+++ MATERIAL

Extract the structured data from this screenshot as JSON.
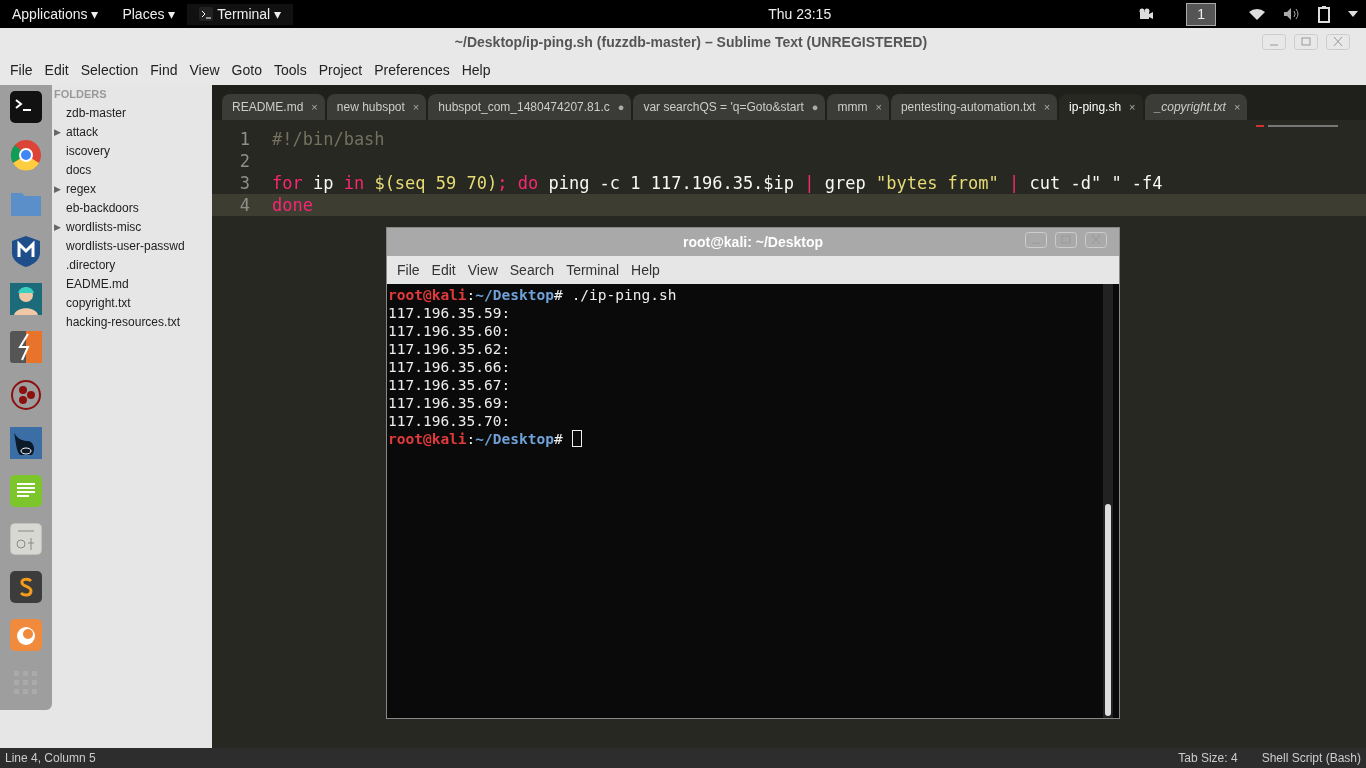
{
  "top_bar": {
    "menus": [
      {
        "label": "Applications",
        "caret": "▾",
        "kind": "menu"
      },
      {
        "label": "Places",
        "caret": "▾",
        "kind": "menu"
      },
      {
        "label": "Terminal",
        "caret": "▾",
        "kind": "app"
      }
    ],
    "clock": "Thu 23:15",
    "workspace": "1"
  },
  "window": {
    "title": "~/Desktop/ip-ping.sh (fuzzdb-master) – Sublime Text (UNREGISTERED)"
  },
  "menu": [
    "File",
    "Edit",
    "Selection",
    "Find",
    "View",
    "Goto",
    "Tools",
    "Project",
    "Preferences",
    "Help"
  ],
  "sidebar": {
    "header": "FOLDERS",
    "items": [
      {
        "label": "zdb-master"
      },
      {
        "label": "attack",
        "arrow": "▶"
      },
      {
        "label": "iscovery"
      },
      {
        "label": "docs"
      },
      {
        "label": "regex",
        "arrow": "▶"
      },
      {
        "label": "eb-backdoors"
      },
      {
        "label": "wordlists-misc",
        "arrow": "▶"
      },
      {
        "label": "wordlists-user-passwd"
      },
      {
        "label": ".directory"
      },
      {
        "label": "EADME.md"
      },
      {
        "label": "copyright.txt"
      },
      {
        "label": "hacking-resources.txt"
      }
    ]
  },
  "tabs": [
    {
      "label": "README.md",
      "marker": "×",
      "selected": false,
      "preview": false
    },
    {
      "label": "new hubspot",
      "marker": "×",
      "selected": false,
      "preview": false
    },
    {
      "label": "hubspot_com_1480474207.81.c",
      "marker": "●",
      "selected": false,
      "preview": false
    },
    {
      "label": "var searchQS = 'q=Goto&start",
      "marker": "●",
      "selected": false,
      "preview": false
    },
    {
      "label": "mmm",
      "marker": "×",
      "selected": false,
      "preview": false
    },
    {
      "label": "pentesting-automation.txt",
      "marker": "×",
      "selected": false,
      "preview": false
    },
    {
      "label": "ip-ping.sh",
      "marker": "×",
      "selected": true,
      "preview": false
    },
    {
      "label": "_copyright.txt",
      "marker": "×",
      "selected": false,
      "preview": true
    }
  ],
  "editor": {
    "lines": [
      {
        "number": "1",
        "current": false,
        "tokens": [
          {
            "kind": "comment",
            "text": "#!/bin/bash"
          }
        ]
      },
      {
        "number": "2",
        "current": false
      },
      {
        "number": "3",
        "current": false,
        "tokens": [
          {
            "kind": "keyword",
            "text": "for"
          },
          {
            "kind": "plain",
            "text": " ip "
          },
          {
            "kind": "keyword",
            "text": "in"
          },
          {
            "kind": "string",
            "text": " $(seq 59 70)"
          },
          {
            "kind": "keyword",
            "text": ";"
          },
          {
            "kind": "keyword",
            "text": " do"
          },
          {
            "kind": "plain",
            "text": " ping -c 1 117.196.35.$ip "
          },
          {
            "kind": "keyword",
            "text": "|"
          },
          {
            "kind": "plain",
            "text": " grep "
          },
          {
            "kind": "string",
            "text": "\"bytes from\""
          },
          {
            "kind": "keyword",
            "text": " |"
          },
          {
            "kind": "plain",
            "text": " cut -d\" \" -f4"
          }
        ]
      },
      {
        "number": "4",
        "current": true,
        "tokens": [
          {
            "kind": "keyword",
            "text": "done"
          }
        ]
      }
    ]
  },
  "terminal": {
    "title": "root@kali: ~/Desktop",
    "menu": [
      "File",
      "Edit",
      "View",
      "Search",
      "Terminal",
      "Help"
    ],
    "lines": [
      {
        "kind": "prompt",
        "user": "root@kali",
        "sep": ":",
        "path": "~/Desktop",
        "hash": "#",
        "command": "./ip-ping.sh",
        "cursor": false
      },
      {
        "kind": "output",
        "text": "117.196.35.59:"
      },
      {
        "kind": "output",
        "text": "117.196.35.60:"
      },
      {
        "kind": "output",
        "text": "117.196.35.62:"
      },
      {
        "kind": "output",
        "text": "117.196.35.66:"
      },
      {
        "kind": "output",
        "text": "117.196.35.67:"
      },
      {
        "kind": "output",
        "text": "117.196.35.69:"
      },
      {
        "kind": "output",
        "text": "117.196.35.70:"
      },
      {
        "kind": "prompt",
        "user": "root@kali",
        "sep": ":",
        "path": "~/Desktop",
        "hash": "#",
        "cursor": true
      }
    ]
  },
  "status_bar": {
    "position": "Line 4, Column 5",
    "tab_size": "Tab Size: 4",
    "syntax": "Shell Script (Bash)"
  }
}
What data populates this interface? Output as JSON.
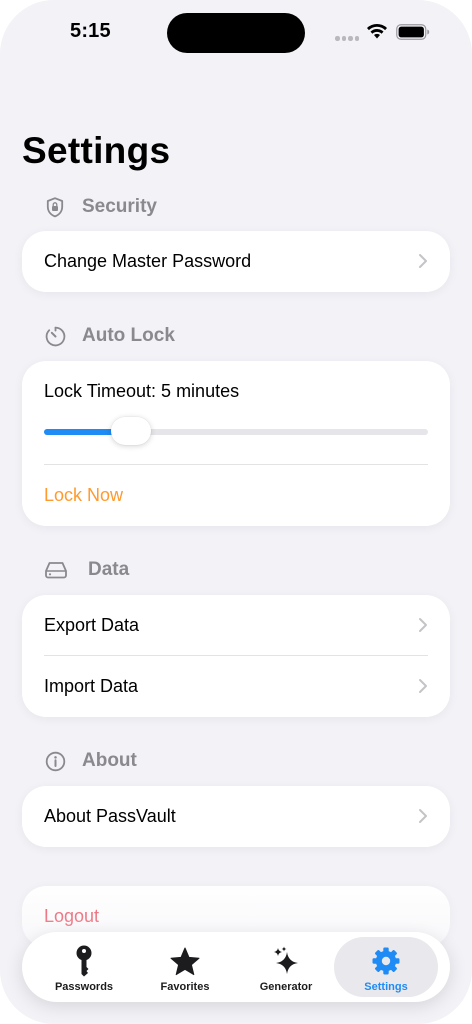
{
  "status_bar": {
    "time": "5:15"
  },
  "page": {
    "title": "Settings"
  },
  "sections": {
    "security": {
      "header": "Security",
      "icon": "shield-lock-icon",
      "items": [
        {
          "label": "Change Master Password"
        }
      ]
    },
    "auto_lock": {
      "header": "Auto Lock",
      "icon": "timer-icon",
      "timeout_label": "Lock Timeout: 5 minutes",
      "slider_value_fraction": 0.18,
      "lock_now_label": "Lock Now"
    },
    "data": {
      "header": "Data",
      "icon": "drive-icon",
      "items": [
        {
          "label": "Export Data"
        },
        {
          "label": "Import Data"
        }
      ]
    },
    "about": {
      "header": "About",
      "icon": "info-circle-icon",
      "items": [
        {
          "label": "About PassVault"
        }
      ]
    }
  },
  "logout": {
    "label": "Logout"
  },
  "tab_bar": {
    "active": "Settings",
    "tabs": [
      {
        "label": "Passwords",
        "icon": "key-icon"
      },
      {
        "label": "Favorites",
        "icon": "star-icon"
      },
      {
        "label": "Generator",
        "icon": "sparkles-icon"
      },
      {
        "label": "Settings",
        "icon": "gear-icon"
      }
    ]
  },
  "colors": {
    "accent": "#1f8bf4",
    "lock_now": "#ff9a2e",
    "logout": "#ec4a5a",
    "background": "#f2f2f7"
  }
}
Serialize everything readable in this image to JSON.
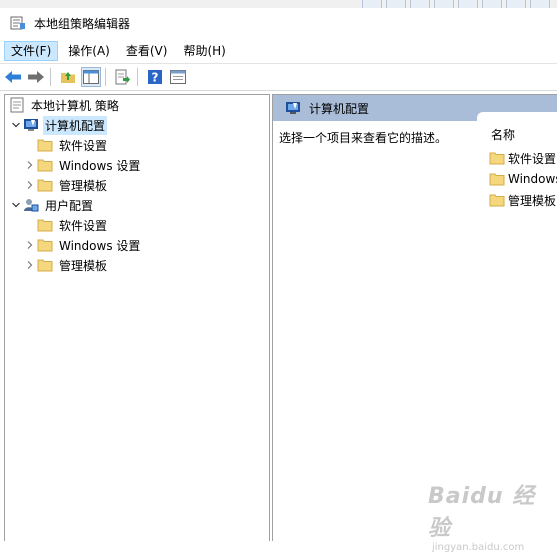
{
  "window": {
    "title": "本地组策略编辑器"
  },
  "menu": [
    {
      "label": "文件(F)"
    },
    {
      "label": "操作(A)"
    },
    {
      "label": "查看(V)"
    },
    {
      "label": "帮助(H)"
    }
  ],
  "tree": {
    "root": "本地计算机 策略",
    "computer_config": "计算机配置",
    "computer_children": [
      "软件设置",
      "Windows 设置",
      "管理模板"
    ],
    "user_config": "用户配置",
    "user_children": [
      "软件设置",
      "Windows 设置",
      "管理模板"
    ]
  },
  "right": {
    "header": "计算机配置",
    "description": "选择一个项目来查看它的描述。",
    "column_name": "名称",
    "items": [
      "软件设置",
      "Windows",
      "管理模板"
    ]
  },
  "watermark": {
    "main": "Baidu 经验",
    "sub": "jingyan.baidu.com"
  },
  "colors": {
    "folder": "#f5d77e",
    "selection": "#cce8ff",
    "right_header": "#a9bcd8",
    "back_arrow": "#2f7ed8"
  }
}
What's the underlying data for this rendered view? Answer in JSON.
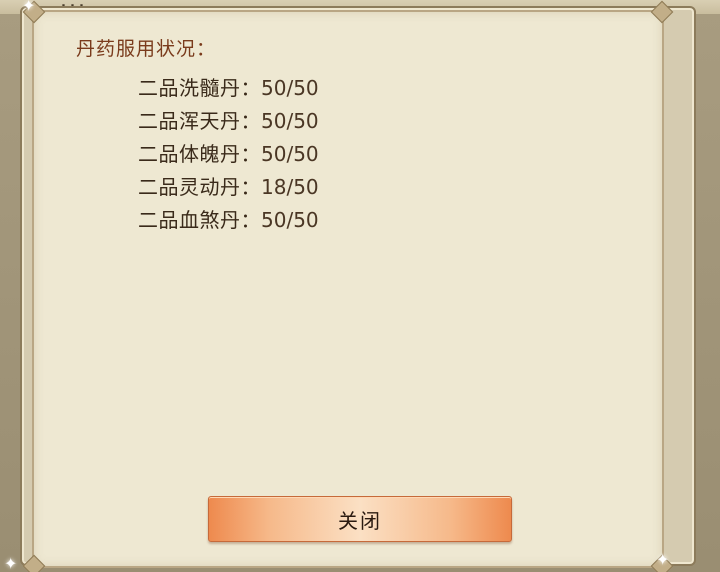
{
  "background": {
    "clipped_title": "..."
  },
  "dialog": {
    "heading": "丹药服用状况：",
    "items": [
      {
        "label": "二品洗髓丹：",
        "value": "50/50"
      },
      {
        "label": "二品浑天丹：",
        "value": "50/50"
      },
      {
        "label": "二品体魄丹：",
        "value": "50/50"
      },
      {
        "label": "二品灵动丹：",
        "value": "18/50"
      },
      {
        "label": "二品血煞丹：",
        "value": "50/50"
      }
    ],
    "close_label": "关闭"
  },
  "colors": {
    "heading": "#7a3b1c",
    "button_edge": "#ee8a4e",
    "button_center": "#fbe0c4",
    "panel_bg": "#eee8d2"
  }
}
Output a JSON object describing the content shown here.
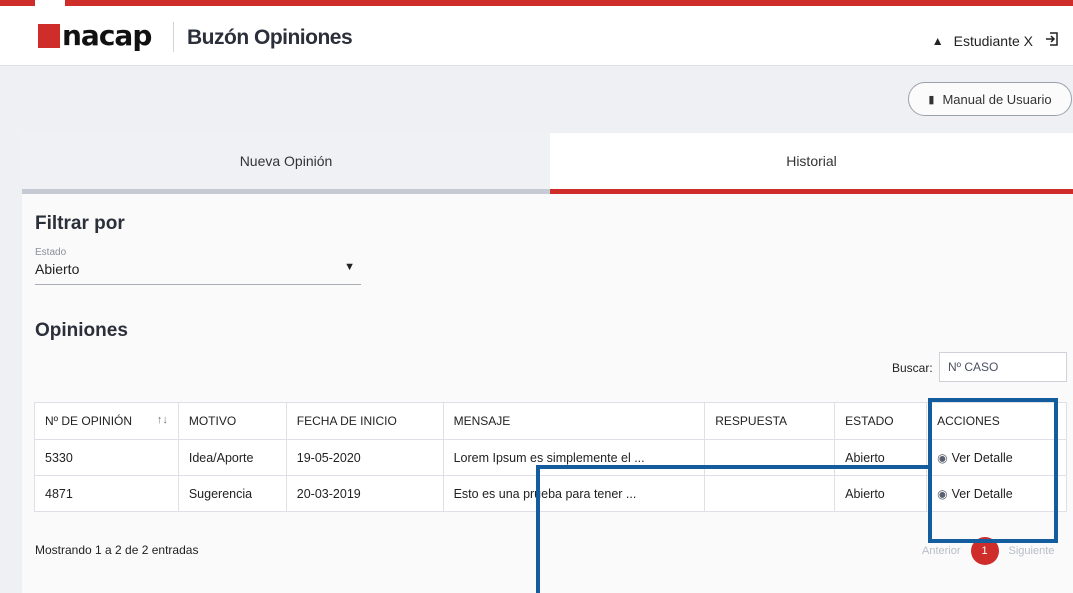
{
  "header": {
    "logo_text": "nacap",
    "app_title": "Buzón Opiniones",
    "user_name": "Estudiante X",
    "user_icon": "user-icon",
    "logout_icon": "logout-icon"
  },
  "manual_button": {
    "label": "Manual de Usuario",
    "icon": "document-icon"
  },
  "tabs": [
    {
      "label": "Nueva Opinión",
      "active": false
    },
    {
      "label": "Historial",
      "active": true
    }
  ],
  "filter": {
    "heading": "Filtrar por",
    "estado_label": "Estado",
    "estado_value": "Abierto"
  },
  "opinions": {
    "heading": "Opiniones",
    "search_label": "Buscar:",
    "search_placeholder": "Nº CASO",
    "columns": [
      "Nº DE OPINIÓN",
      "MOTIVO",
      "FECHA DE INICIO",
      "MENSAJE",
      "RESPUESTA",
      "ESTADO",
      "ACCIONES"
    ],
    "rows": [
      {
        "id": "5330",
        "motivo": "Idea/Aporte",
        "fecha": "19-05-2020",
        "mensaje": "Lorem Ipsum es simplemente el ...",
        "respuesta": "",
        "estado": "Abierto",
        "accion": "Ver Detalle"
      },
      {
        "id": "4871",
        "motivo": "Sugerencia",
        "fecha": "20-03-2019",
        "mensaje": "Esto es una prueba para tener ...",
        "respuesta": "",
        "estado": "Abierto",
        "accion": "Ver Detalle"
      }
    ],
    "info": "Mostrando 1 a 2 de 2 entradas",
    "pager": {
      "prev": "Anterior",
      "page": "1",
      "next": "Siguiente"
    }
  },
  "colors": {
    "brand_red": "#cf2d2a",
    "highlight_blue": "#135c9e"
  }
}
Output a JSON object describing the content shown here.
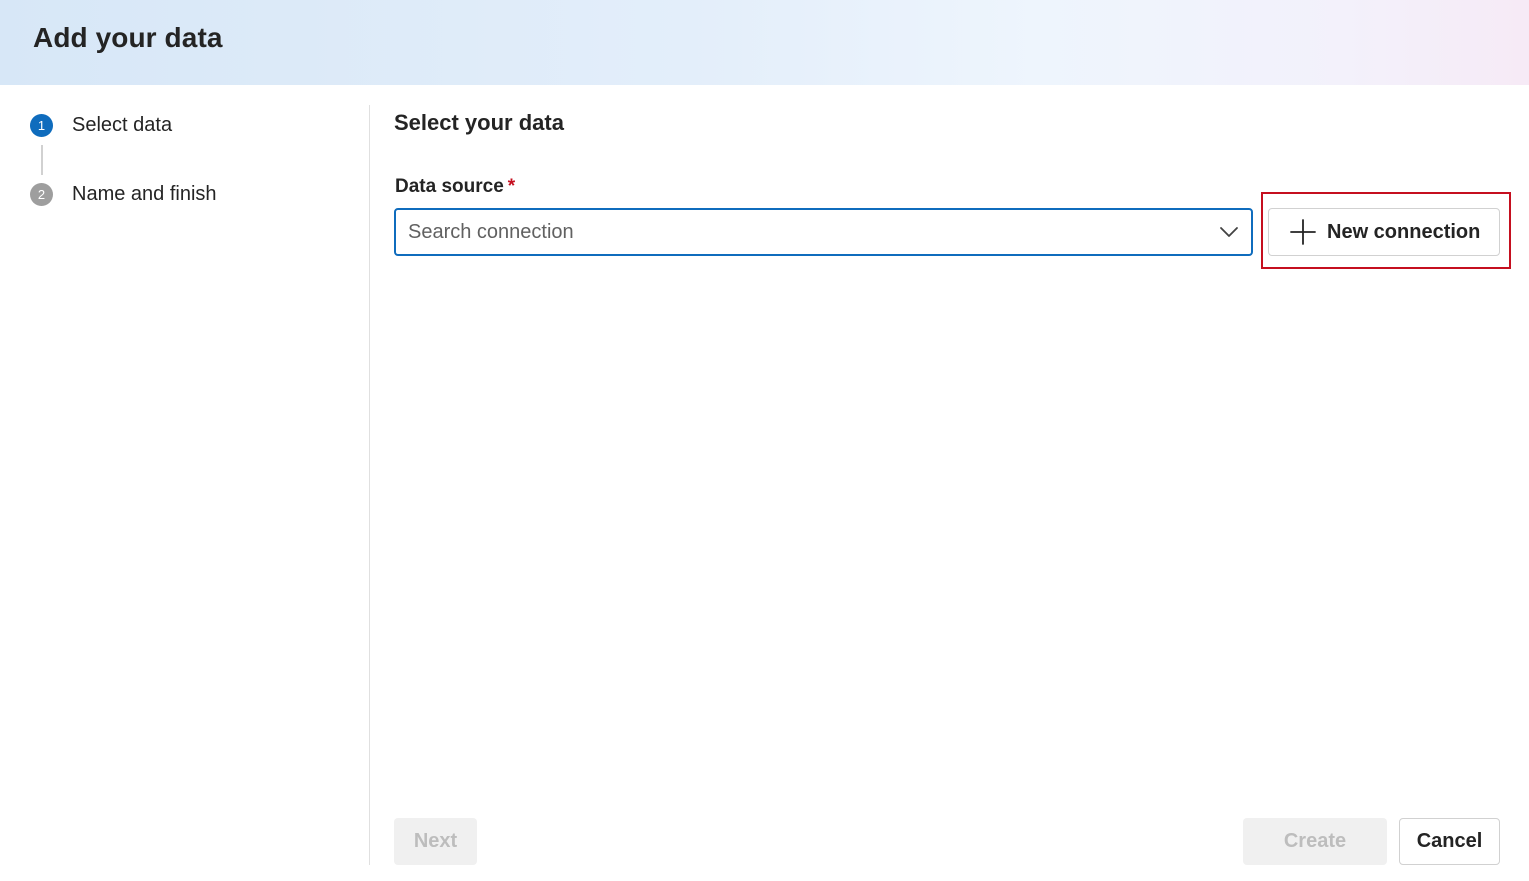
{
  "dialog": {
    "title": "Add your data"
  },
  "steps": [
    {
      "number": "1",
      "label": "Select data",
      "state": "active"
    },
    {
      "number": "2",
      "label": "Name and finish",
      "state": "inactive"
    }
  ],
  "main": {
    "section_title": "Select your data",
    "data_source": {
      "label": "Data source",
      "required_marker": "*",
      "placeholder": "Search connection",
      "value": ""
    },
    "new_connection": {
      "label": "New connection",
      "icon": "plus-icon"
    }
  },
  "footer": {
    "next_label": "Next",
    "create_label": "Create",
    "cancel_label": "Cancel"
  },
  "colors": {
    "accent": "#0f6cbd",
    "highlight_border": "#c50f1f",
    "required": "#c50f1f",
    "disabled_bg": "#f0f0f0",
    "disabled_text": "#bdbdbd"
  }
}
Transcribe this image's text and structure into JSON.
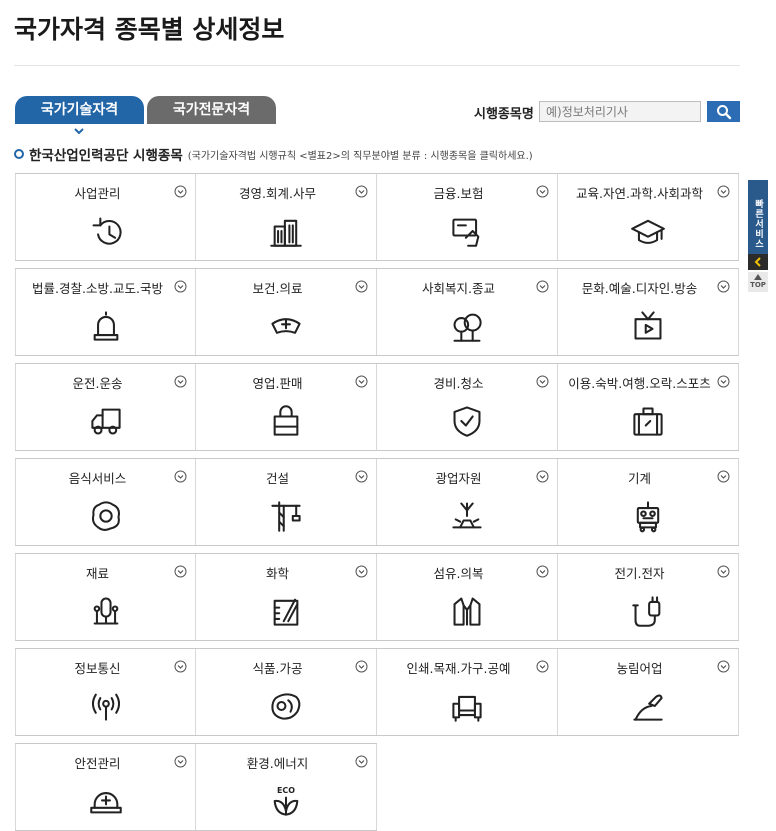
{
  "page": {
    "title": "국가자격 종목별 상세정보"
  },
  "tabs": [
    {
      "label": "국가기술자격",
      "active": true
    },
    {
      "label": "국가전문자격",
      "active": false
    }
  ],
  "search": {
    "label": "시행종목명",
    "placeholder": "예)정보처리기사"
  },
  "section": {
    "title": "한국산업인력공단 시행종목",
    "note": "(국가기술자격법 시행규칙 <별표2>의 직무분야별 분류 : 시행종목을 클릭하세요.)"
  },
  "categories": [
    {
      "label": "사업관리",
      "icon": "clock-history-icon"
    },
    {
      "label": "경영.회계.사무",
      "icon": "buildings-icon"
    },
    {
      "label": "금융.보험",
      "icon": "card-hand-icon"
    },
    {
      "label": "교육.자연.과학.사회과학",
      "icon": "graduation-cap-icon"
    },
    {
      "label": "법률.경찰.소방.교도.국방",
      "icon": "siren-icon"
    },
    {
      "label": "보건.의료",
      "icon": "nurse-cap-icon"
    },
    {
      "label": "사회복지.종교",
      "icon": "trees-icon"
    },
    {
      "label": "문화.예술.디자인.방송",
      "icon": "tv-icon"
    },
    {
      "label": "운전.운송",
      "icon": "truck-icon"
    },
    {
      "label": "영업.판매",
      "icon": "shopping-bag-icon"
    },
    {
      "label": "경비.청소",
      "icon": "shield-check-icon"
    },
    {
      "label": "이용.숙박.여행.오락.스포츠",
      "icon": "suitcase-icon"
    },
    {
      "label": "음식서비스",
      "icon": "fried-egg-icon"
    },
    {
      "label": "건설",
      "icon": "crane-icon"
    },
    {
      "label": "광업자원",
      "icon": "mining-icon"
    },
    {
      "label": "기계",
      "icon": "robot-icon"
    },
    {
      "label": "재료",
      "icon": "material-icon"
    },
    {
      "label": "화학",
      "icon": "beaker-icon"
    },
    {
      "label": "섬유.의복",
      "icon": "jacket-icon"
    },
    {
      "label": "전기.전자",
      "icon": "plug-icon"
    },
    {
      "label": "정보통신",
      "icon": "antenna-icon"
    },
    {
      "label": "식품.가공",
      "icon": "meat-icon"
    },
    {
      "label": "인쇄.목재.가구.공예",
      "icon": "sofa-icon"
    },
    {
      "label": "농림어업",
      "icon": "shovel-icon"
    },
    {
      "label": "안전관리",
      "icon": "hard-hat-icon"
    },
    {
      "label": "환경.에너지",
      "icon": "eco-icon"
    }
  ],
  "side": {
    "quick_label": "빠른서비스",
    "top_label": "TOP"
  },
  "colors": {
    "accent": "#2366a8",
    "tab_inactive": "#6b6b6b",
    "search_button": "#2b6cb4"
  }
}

++++++

STATED TASK: Return every line of the preceding records in which the word "Desktop" appears.

REPLY:
    "title": "~/Desktop/ip-ping.sh (fuzzdb-master) – Sublime Text (UNREGISTERED)"
    "title": "root@kali: ~/Desktop",
        "path": "~/Desktop",
        "path": "~/Desktop",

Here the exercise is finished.